Work required: Omit the images, then print each record below exactly as it reads.

** START OF Given entries **

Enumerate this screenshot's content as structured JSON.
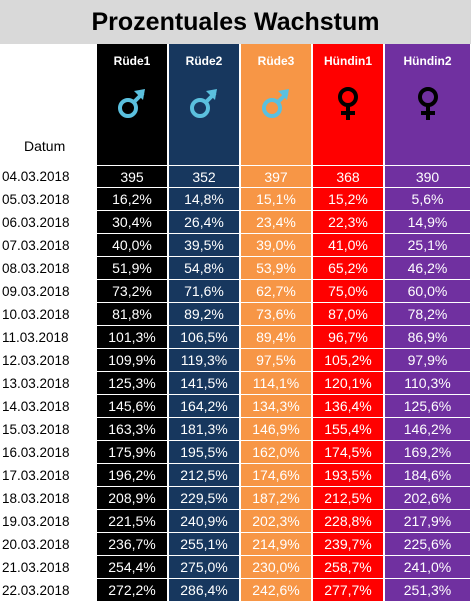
{
  "title": "Prozentuales Wachstum",
  "datum_label": "Datum",
  "dates": [
    "04.03.2018",
    "05.03.2018",
    "06.03.2018",
    "07.03.2018",
    "08.03.2018",
    "09.03.2018",
    "10.03.2018",
    "11.03.2018",
    "12.03.2018",
    "13.03.2018",
    "14.03.2018",
    "15.03.2018",
    "16.03.2018",
    "17.03.2018",
    "18.03.2018",
    "19.03.2018",
    "20.03.2018",
    "21.03.2018",
    "22.03.2018"
  ],
  "columns": [
    {
      "name": "Rüde1",
      "color": "#000000",
      "icon": "male-symbol-icon",
      "icon_color": "#5bc0de",
      "values": [
        "395",
        "16,2%",
        "30,4%",
        "40,0%",
        "51,9%",
        "73,2%",
        "81,8%",
        "101,3%",
        "109,9%",
        "125,3%",
        "145,6%",
        "163,3%",
        "175,9%",
        "196,2%",
        "208,9%",
        "221,5%",
        "236,7%",
        "254,4%",
        "272,2%"
      ]
    },
    {
      "name": "Rüde2",
      "color": "#17375e",
      "icon": "male-symbol-icon",
      "icon_color": "#5bc0de",
      "values": [
        "352",
        "14,8%",
        "26,4%",
        "39,5%",
        "54,8%",
        "71,6%",
        "89,2%",
        "106,5%",
        "119,3%",
        "141,5%",
        "164,2%",
        "181,3%",
        "195,5%",
        "212,5%",
        "229,5%",
        "240,9%",
        "255,1%",
        "275,0%",
        "286,4%"
      ]
    },
    {
      "name": "Rüde3",
      "color": "#f79646",
      "icon": "male-symbol-icon",
      "icon_color": "#5bc0de",
      "values": [
        "397",
        "15,1%",
        "23,4%",
        "39,0%",
        "53,9%",
        "62,7%",
        "73,6%",
        "89,4%",
        "97,5%",
        "114,1%",
        "134,3%",
        "146,9%",
        "162,0%",
        "174,6%",
        "187,2%",
        "202,3%",
        "214,9%",
        "230,0%",
        "242,6%"
      ]
    },
    {
      "name": "Hündin1",
      "color": "#ff0000",
      "icon": "female-symbol-icon",
      "icon_color": "#000000",
      "values": [
        "368",
        "15,2%",
        "22,3%",
        "41,0%",
        "65,2%",
        "75,0%",
        "87,0%",
        "96,7%",
        "105,2%",
        "120,1%",
        "136,4%",
        "155,4%",
        "174,5%",
        "193,5%",
        "212,5%",
        "228,8%",
        "239,7%",
        "258,7%",
        "277,7%"
      ]
    },
    {
      "name": "Hündin2",
      "color": "#7030a0",
      "icon": "female-symbol-icon",
      "icon_color": "#000000",
      "values": [
        "390",
        "5,6%",
        "14,9%",
        "25,1%",
        "46,2%",
        "60,0%",
        "78,2%",
        "86,9%",
        "97,9%",
        "110,3%",
        "125,6%",
        "146,2%",
        "169,2%",
        "184,6%",
        "202,6%",
        "217,9%",
        "225,6%",
        "241,0%",
        "251,3%"
      ]
    }
  ]
}
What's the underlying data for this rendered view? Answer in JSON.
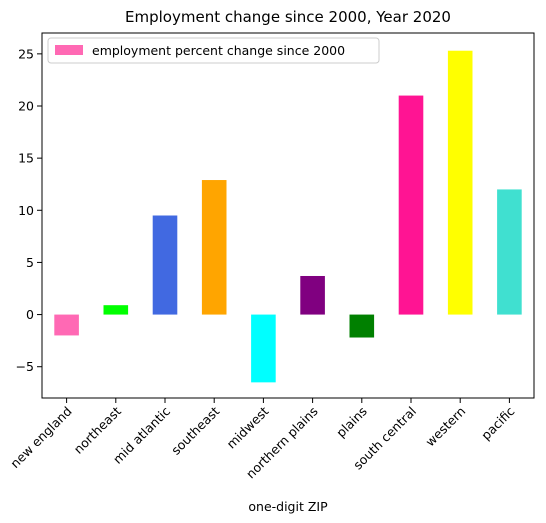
{
  "chart_data": {
    "type": "bar",
    "title": "Employment change since 2000, Year 2020",
    "xlabel": "one-digit ZIP",
    "ylabel": "",
    "categories": [
      "new england",
      "northeast",
      "mid atlantic",
      "southeast",
      "midwest",
      "northern plains",
      "plains",
      "south central",
      "western",
      "pacific"
    ],
    "series": [
      {
        "name": "employment percent change since 2000",
        "values": [
          -2.0,
          0.9,
          9.5,
          12.9,
          -6.5,
          3.7,
          -2.2,
          21.0,
          25.3,
          12.0
        ]
      }
    ],
    "colors": [
      "#ff69b4",
      "#00ff00",
      "#4169e1",
      "#ffa500",
      "#00ffff",
      "#800080",
      "#008000",
      "#ff1493",
      "#ffff00",
      "#40e0d0"
    ],
    "ylim": [
      -8,
      27
    ],
    "yticks": [
      -5,
      0,
      5,
      10,
      15,
      20,
      25
    ],
    "ytick_labels": [
      "−5",
      "0",
      "5",
      "10",
      "15",
      "20",
      "25"
    ],
    "grid": false,
    "legend_position": "top-left"
  }
}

** END OF Given entries **

Task output:
Enumerate this screenshot's content as structured JSON.
{
  "title": "Prozentuales Wachstum",
  "datum_label": "Datum",
  "dates": [
    "04.03.2018",
    "05.03.2018",
    "06.03.2018",
    "07.03.2018",
    "08.03.2018",
    "09.03.2018",
    "10.03.2018",
    "11.03.2018",
    "12.03.2018",
    "13.03.2018",
    "14.03.2018",
    "15.03.2018",
    "16.03.2018",
    "17.03.2018",
    "18.03.2018",
    "19.03.2018",
    "20.03.2018",
    "21.03.2018",
    "22.03.2018"
  ],
  "columns": [
    {
      "name": "Rüde1",
      "color": "#000000",
      "icon": "male-symbol-icon",
      "icon_color": "#5bc0de",
      "values": [
        "395",
        "16,2%",
        "30,4%",
        "40,0%",
        "51,9%",
        "73,2%",
        "81,8%",
        "101,3%",
        "109,9%",
        "125,3%",
        "145,6%",
        "163,3%",
        "175,9%",
        "196,2%",
        "208,9%",
        "221,5%",
        "236,7%",
        "254,4%",
        "272,2%"
      ]
    },
    {
      "name": "Rüde2",
      "color": "#17375e",
      "icon": "male-symbol-icon",
      "icon_color": "#5bc0de",
      "values": [
        "352",
        "14,8%",
        "26,4%",
        "39,5%",
        "54,8%",
        "71,6%",
        "89,2%",
        "106,5%",
        "119,3%",
        "141,5%",
        "164,2%",
        "181,3%",
        "195,5%",
        "212,5%",
        "229,5%",
        "240,9%",
        "255,1%",
        "275,0%",
        "286,4%"
      ]
    },
    {
      "name": "Rüde3",
      "color": "#f79646",
      "icon": "male-symbol-icon",
      "icon_color": "#5bc0de",
      "values": [
        "397",
        "15,1%",
        "23,4%",
        "39,0%",
        "53,9%",
        "62,7%",
        "73,6%",
        "89,4%",
        "97,5%",
        "114,1%",
        "134,3%",
        "146,9%",
        "162,0%",
        "174,6%",
        "187,2%",
        "202,3%",
        "214,9%",
        "230,0%",
        "242,6%"
      ]
    },
    {
      "name": "Hündin1",
      "color": "#ff0000",
      "icon": "female-symbol-icon",
      "icon_color": "#000000",
      "values": [
        "368",
        "15,2%",
        "22,3%",
        "41,0%",
        "65,2%",
        "75,0%",
        "87,0%",
        "96,7%",
        "105,2%",
        "120,1%",
        "136,4%",
        "155,4%",
        "174,5%",
        "193,5%",
        "212,5%",
        "228,8%",
        "239,7%",
        "258,7%",
        "277,7%"
      ]
    },
    {
      "name": "Hündin2",
      "color": "#7030a0",
      "icon": "female-symbol-icon",
      "icon_color": "#000000",
      "values": [
        "390",
        "5,6%",
        "14,9%",
        "25,1%",
        "46,2%",
        "60,0%",
        "78,2%",
        "86,9%",
        "97,9%",
        "110,3%",
        "125,6%",
        "146,2%",
        "169,2%",
        "184,6%",
        "202,6%",
        "217,9%",
        "225,6%",
        "241,0%",
        "251,3%"
      ]
    }
  ]
}
What's the underlying data for this rendered view? Answer in JSON.
{
  "chart_data": {
    "type": "bar",
    "title": "Employment change since 2000, Year 2020",
    "xlabel": "one-digit ZIP",
    "ylabel": "",
    "categories": [
      "new england",
      "northeast",
      "mid atlantic",
      "southeast",
      "midwest",
      "northern plains",
      "plains",
      "south central",
      "western",
      "pacific"
    ],
    "series": [
      {
        "name": "employment percent change since 2000",
        "values": [
          -2.0,
          0.9,
          9.5,
          12.9,
          -6.5,
          3.7,
          -2.2,
          21.0,
          25.3,
          12.0
        ]
      }
    ],
    "colors": [
      "#ff69b4",
      "#00ff00",
      "#4169e1",
      "#ffa500",
      "#00ffff",
      "#800080",
      "#008000",
      "#ff1493",
      "#ffff00",
      "#40e0d0"
    ],
    "ylim": [
      -8,
      27
    ],
    "yticks": [
      -5,
      0,
      5,
      10,
      15,
      20,
      25
    ],
    "ytick_labels": [
      "−5",
      "0",
      "5",
      "10",
      "15",
      "20",
      "25"
    ],
    "grid": false,
    "legend_position": "top-left"
  }
}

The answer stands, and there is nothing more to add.